=== INFORMATION PROVIDED ===

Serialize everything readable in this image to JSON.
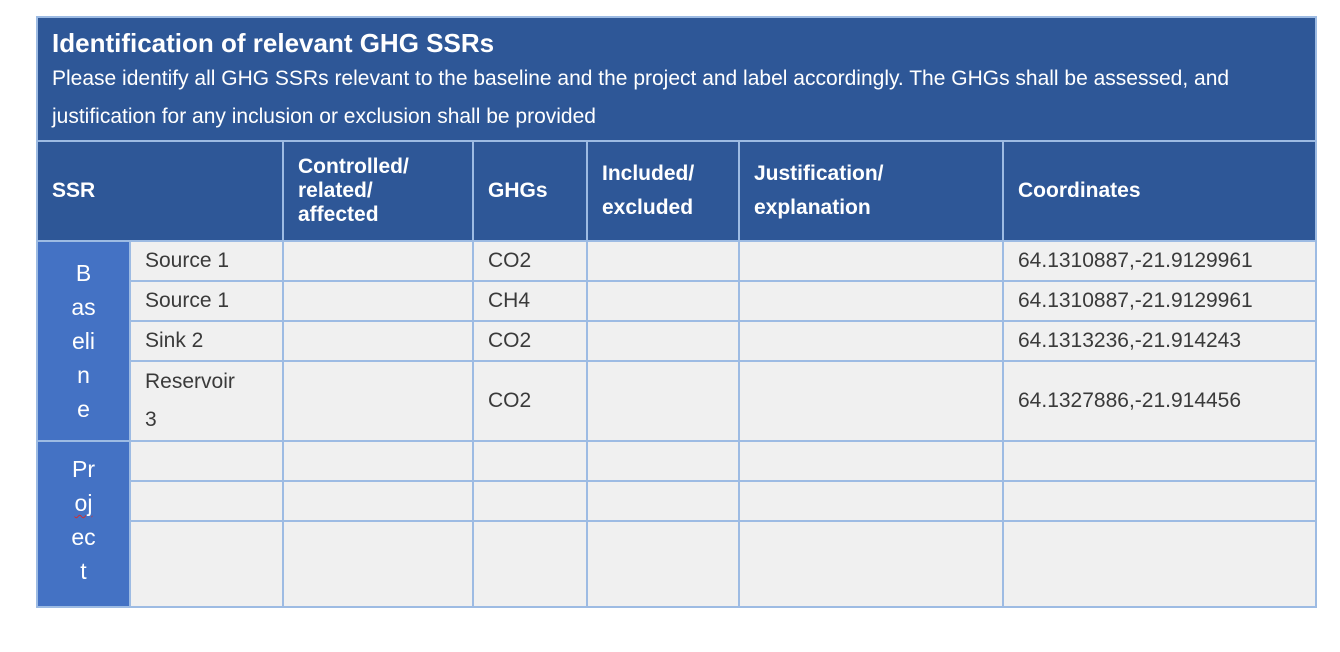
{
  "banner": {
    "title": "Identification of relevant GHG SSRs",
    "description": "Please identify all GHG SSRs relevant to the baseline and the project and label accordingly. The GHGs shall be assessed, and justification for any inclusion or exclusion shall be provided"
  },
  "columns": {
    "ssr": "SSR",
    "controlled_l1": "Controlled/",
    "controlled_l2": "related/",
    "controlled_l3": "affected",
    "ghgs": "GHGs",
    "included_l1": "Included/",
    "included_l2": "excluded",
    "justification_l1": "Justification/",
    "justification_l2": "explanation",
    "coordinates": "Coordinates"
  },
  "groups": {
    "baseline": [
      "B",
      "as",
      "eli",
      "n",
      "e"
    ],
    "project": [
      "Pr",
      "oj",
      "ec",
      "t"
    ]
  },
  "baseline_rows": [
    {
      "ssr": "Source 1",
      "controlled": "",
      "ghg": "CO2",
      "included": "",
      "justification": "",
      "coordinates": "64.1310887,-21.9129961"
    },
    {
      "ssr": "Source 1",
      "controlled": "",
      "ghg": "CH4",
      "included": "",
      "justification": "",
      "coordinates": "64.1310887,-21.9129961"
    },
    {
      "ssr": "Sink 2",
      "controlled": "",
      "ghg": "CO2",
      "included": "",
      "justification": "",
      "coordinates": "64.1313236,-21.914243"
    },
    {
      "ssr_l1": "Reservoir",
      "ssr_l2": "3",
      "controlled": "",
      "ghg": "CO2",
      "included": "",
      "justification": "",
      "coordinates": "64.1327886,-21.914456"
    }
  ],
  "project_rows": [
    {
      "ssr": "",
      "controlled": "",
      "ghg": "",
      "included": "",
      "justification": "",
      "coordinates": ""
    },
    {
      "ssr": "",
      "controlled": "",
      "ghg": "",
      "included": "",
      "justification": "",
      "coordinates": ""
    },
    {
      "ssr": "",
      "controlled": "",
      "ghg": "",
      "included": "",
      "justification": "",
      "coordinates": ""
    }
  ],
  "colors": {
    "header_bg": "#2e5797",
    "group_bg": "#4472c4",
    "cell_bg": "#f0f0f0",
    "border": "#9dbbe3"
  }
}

===

*TASK DIRECTIONS*:
Print out the material word for word, omitting the pictures.

*ANSWER TO THE PROBLEM*:
Serialize everything readable in this image to JSON.
{
  "banner": {
    "title": "Identification of relevant GHG SSRs",
    "description": "Please identify all GHG SSRs relevant to the baseline and the project and label accordingly. The GHGs shall be assessed, and justification for any inclusion or exclusion shall be provided"
  },
  "columns": {
    "ssr": "SSR",
    "controlled_l1": "Controlled/",
    "controlled_l2": "related/",
    "controlled_l3": "affected",
    "ghgs": "GHGs",
    "included_l1": "Included/",
    "included_l2": "excluded",
    "justification_l1": "Justification/",
    "justification_l2": "explanation",
    "coordinates": "Coordinates"
  },
  "groups": {
    "baseline": [
      "B",
      "as",
      "eli",
      "n",
      "e"
    ],
    "project": [
      "Pr",
      "oj",
      "ec",
      "t"
    ]
  },
  "baseline_rows": [
    {
      "ssr": "Source 1",
      "controlled": "",
      "ghg": "CO2",
      "included": "",
      "justification": "",
      "coordinates": "64.1310887,-21.9129961"
    },
    {
      "ssr": "Source 1",
      "controlled": "",
      "ghg": "CH4",
      "included": "",
      "justification": "",
      "coordinates": "64.1310887,-21.9129961"
    },
    {
      "ssr": "Sink 2",
      "controlled": "",
      "ghg": "CO2",
      "included": "",
      "justification": "",
      "coordinates": "64.1313236,-21.914243"
    },
    {
      "ssr_l1": "Reservoir",
      "ssr_l2": "3",
      "controlled": "",
      "ghg": "CO2",
      "included": "",
      "justification": "",
      "coordinates": "64.1327886,-21.914456"
    }
  ],
  "project_rows": [
    {
      "ssr": "",
      "controlled": "",
      "ghg": "",
      "included": "",
      "justification": "",
      "coordinates": ""
    },
    {
      "ssr": "",
      "controlled": "",
      "ghg": "",
      "included": "",
      "justification": "",
      "coordinates": ""
    },
    {
      "ssr": "",
      "controlled": "",
      "ghg": "",
      "included": "",
      "justification": "",
      "coordinates": ""
    }
  ],
  "colors": {
    "header_bg": "#2e5797",
    "group_bg": "#4472c4",
    "cell_bg": "#f0f0f0",
    "border": "#9dbbe3"
  }
}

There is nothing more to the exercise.